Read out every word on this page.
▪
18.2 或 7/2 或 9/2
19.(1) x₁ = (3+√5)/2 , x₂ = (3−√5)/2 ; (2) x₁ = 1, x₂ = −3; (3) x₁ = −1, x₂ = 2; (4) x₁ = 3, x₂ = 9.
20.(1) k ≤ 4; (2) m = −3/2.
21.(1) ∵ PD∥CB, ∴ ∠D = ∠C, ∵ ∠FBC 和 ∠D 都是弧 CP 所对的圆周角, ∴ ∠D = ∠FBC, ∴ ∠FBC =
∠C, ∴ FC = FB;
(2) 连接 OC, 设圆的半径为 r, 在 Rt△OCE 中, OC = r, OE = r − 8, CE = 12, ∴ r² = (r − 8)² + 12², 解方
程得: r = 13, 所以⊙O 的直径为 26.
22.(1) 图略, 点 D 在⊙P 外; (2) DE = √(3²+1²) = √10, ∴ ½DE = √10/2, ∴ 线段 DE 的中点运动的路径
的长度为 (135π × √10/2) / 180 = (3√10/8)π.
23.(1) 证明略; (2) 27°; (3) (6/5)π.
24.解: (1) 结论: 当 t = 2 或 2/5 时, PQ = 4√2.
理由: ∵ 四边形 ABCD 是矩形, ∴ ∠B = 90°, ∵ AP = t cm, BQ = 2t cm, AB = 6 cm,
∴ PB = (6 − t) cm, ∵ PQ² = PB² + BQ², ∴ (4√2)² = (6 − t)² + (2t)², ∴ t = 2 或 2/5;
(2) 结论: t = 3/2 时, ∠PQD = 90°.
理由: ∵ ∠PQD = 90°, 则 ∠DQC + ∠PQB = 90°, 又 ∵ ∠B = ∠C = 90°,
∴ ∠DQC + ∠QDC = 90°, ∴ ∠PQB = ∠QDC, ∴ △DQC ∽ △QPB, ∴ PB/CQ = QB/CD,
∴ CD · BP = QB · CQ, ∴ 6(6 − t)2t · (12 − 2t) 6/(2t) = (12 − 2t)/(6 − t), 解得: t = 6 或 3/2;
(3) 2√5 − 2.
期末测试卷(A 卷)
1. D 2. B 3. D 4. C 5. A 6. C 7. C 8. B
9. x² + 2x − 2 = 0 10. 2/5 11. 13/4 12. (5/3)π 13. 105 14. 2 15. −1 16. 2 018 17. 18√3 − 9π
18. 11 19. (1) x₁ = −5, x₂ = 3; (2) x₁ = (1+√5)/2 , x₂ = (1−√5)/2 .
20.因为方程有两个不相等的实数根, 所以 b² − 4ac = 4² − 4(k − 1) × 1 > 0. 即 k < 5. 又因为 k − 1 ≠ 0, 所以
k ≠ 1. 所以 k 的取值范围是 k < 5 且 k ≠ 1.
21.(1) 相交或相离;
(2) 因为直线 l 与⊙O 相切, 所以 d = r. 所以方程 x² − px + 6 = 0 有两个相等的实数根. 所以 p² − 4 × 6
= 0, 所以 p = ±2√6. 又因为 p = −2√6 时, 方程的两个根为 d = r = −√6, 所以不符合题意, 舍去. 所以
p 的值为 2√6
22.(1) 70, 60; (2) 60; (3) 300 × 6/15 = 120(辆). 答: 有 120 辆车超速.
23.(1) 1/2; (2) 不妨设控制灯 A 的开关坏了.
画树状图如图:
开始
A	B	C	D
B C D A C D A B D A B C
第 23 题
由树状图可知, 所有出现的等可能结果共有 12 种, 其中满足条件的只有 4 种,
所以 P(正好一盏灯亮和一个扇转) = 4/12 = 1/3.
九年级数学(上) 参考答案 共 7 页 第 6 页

-.-.-

Stated goal —
Type out the entries again, word for word.

Result for this task —
Read out every word on this page.
▪
18.2 或 7/2 或 9/2
19.(1) x₁ = (3+√5)/2 , x₂ = (3−√5)/2 ; (2) x₁ = 1, x₂ = −3; (3) x₁ = −1, x₂ = 2; (4) x₁ = 3, x₂ = 9.
20.(1) k ≤ 4; (2) m = −3/2.
21.(1) ∵ PD∥CB, ∴ ∠D = ∠C, ∵ ∠FBC 和 ∠D 都是弧 CP 所对的圆周角, ∴ ∠D = ∠FBC, ∴ ∠FBC =
∠C, ∴ FC = FB;
(2) 连接 OC, 设圆的半径为 r, 在 Rt△OCE 中, OC = r, OE = r − 8, CE = 12, ∴ r² = (r − 8)² + 12², 解方
程得: r = 13, 所以⊙O 的直径为 26.
22.(1) 图略, 点 D 在⊙P 外; (2) DE = √(3²+1²) = √10, ∴ ½DE = √10/2, ∴ 线段 DE 的中点运动的路径
的长度为 (135π × √10/2) / 180 = (3√10/8)π.
23.(1) 证明略; (2) 27°; (3) (6/5)π.
24.解: (1) 结论: 当 t = 2 或 2/5 时, PQ = 4√2.
理由: ∵ 四边形 ABCD 是矩形, ∴ ∠B = 90°, ∵ AP = t cm, BQ = 2t cm, AB = 6 cm,
∴ PB = (6 − t) cm, ∵ PQ² = PB² + BQ², ∴ (4√2)² = (6 − t)² + (2t)², ∴ t = 2 或 2/5;
(2) 结论: t = 3/2 时, ∠PQD = 90°.
理由: ∵ ∠PQD = 90°, 则 ∠DQC + ∠PQB = 90°, 又 ∵ ∠B = ∠C = 90°,
∴ ∠DQC + ∠QDC = 90°, ∴ ∠PQB = ∠QDC, ∴ △DQC ∽ △QPB, ∴ PB/CQ = QB/CD,
∴ CD · BP = QB · CQ, ∴ 6(6 − t)2t · (12 − 2t) 6/(2t) = (12 − 2t)/(6 − t), 解得: t = 6 或 3/2;
(3) 2√5 − 2.
期末测试卷(A 卷)
1. D 2. B 3. D 4. C 5. A 6. C 7. C 8. B
9. x² + 2x − 2 = 0 10. 2/5 11. 13/4 12. (5/3)π 13. 105 14. 2 15. −1 16. 2 018 17. 18√3 − 9π
18. 11 19. (1) x₁ = −5, x₂ = 3; (2) x₁ = (1+√5)/2 , x₂ = (1−√5)/2 .
20.因为方程有两个不相等的实数根, 所以 b² − 4ac = 4² − 4(k − 1) × 1 > 0. 即 k < 5. 又因为 k − 1 ≠ 0, 所以
k ≠ 1. 所以 k 的取值范围是 k < 5 且 k ≠ 1.
21.(1) 相交或相离;
(2) 因为直线 l 与⊙O 相切, 所以 d = r. 所以方程 x² − px + 6 = 0 有两个相等的实数根. 所以 p² − 4 × 6
= 0, 所以 p = ±2√6. 又因为 p = −2√6 时, 方程的两个根为 d = r = −√6, 所以不符合题意, 舍去. 所以
p 的值为 2√6
22.(1) 70, 60; (2) 60; (3) 300 × 6/15 = 120(辆). 答: 有 120 辆车超速.
23.(1) 1/2; (2) 不妨设控制灯 A 的开关坏了.
画树状图如图:
开始
A	B	C	D
B C D A C D A B D A B C
第 23 题
由树状图可知, 所有出现的等可能结果共有 12 种, 其中满足条件的只有 4 种,
所以 P(正好一盏灯亮和一个扇转) = 4/12 = 1/3.
九年级数学(上) 参考答案 共 7 页 第 6 页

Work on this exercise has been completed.